SHORT PROBLEM: Locate each line in the records containing "already". Copy it.

ITEMS:
=-=-=-=-=

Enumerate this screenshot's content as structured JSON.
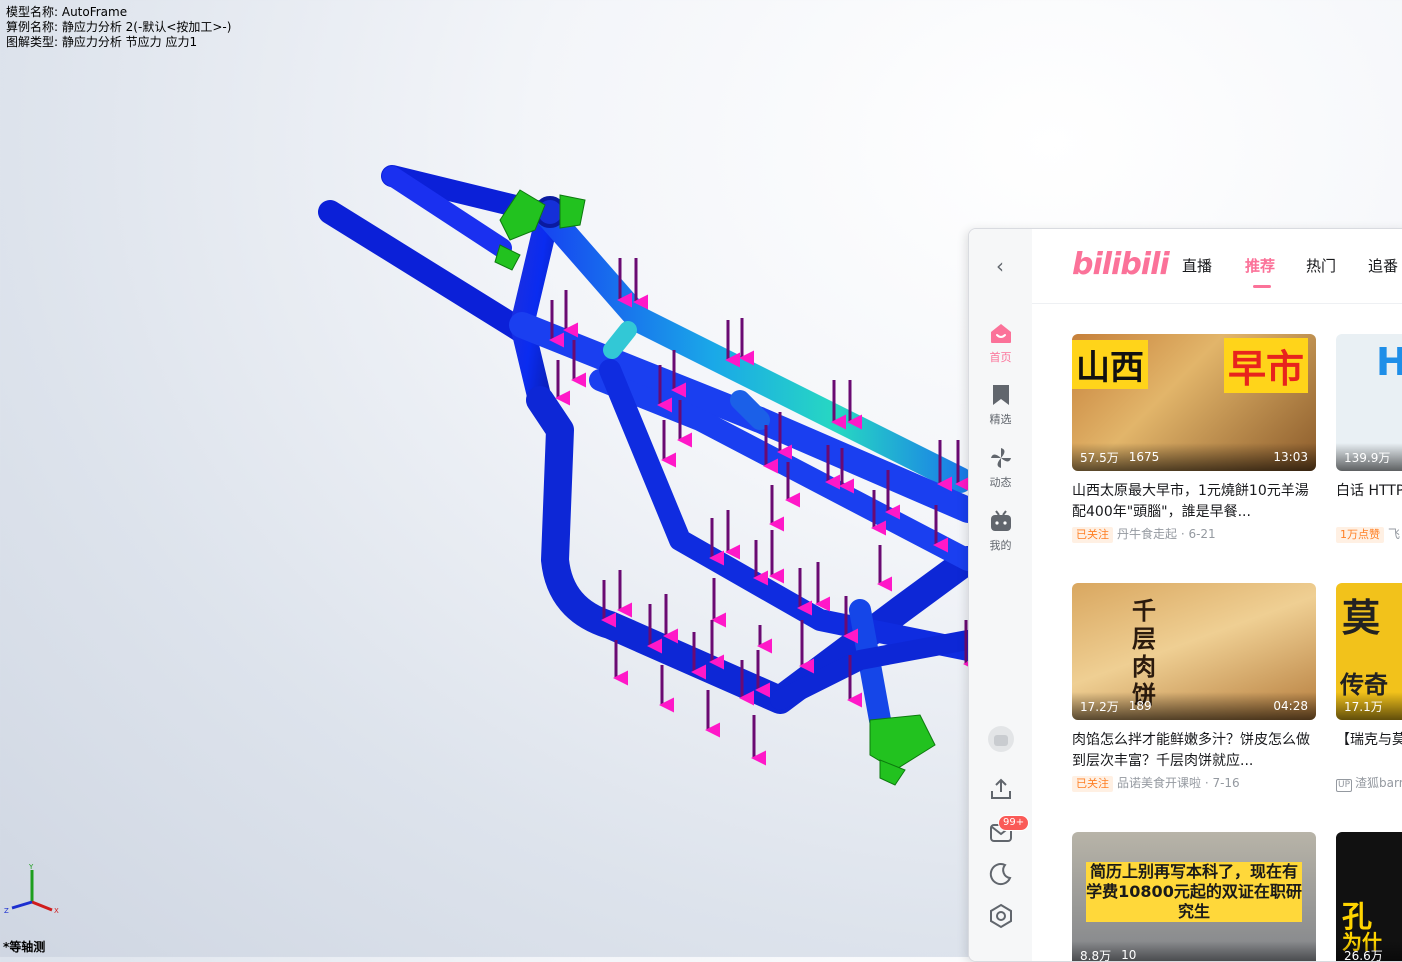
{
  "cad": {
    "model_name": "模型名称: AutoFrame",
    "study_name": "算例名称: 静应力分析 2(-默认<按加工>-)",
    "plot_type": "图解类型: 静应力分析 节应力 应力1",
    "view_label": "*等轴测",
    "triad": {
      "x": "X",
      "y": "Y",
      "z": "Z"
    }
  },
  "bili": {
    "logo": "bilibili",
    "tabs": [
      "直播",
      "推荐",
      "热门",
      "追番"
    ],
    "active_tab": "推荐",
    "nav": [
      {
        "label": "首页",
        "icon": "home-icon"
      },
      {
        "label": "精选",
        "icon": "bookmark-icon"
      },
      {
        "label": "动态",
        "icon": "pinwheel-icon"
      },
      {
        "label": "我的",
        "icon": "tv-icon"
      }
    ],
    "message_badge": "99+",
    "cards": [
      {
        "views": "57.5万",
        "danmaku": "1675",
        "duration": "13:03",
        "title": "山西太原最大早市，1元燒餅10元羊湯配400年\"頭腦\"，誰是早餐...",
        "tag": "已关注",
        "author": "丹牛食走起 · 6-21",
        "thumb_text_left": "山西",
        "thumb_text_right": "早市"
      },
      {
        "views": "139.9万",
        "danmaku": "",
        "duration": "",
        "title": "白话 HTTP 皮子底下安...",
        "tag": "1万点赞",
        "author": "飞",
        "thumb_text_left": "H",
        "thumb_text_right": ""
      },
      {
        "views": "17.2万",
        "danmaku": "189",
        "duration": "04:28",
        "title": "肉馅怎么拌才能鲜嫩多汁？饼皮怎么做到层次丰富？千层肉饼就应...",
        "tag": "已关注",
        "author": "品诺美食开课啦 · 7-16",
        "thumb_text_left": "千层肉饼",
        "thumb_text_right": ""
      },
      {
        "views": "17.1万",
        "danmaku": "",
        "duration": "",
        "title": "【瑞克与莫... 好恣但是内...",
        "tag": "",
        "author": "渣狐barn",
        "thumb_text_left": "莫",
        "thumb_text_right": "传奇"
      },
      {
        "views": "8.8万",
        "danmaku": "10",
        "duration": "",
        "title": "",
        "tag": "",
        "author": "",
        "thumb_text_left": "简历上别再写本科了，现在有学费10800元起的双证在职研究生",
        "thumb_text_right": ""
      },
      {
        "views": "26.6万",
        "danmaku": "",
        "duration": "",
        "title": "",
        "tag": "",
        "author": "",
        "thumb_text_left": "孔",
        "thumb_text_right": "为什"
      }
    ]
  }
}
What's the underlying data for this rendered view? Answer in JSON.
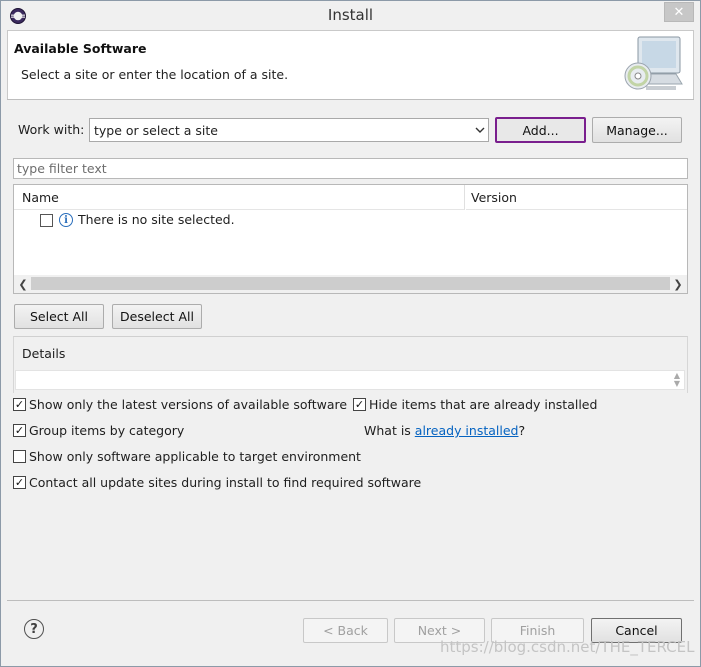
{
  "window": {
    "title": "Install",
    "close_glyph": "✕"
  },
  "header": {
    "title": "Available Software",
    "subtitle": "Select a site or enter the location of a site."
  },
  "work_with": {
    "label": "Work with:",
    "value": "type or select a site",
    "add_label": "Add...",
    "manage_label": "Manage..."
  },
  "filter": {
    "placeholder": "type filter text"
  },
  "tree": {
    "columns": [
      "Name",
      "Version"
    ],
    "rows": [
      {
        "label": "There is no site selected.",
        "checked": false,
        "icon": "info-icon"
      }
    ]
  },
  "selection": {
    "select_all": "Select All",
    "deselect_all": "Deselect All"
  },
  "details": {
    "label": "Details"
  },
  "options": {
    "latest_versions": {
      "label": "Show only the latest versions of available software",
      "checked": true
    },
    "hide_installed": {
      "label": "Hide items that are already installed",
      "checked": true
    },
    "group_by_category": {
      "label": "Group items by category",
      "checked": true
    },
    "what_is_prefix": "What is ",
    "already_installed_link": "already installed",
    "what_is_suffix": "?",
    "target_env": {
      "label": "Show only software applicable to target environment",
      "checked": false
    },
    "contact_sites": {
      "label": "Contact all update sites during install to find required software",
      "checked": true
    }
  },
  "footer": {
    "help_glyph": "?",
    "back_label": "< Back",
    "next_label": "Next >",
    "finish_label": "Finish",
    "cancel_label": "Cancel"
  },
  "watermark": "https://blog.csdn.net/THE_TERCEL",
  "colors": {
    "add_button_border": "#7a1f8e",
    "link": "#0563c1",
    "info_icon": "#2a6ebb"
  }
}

=-=-=-=-=

IN RESPONSE:
      "label": "Hide items that are already installed",
    "already_installed_link": "already installed",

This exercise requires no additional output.